• [Task description]:
Repeat each entry in full, exactly.

• [Raw records]:

---+---

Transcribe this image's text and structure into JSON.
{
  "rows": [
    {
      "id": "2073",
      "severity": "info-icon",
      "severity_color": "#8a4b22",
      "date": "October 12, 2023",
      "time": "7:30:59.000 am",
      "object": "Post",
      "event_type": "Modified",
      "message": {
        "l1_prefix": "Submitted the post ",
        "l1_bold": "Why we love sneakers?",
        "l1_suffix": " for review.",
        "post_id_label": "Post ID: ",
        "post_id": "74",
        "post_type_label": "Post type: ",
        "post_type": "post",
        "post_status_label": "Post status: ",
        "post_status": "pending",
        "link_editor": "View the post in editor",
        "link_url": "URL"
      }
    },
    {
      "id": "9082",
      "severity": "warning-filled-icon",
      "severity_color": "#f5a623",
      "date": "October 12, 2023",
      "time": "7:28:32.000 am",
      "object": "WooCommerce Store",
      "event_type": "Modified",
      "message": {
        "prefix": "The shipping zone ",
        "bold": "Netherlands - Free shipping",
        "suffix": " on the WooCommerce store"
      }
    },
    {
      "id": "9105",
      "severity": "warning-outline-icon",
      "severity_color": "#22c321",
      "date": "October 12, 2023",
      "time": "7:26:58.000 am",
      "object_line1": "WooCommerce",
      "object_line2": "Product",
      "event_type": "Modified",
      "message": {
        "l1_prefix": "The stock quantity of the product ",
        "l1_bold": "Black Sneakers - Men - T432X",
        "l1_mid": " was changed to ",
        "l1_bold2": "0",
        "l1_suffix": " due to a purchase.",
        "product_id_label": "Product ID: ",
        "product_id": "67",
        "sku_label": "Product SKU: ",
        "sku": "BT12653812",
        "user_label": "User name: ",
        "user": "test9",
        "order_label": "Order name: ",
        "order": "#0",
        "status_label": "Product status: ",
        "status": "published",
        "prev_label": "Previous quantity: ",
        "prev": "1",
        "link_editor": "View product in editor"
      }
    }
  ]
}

---+---

• [Result below]:
Transcribe this image's text and structure into JSON.
{
  "rows": [
    {
      "id": "2073",
      "severity": "info-icon",
      "severity_color": "#8a4b22",
      "date": "October 12, 2023",
      "time": "7:30:59.000 am",
      "object": "Post",
      "event_type": "Modified",
      "message": {
        "l1_prefix": "Submitted the post ",
        "l1_bold": "Why we love sneakers?",
        "l1_suffix": " for review.",
        "post_id_label": "Post ID: ",
        "post_id": "74",
        "post_type_label": "Post type: ",
        "post_type": "post",
        "post_status_label": "Post status: ",
        "post_status": "pending",
        "link_editor": "View the post in editor",
        "link_url": "URL"
      }
    },
    {
      "id": "9082",
      "severity": "warning-filled-icon",
      "severity_color": "#f5a623",
      "date": "October 12, 2023",
      "time": "7:28:32.000 am",
      "object": "WooCommerce Store",
      "event_type": "Modified",
      "message": {
        "prefix": "The shipping zone ",
        "bold": "Netherlands - Free shipping",
        "suffix": " on the WooCommerce store"
      }
    },
    {
      "id": "9105",
      "severity": "warning-outline-icon",
      "severity_color": "#22c321",
      "date": "October 12, 2023",
      "time": "7:26:58.000 am",
      "object_line1": "WooCommerce",
      "object_line2": "Product",
      "event_type": "Modified",
      "message": {
        "l1_prefix": "The stock quantity of the product ",
        "l1_bold": "Black Sneakers - Men - T432X",
        "l1_mid": " was changed to ",
        "l1_bold2": "0",
        "l1_suffix": " due to a purchase.",
        "product_id_label": "Product ID: ",
        "product_id": "67",
        "sku_label": "Product SKU: ",
        "sku": "BT12653812",
        "user_label": "User name: ",
        "user": "test9",
        "order_label": "Order name: ",
        "order": "#0",
        "status_label": "Product status: ",
        "status": "published",
        "prev_label": "Previous quantity: ",
        "prev": "1",
        "link_editor": "View product in editor"
      }
    }
  ]
}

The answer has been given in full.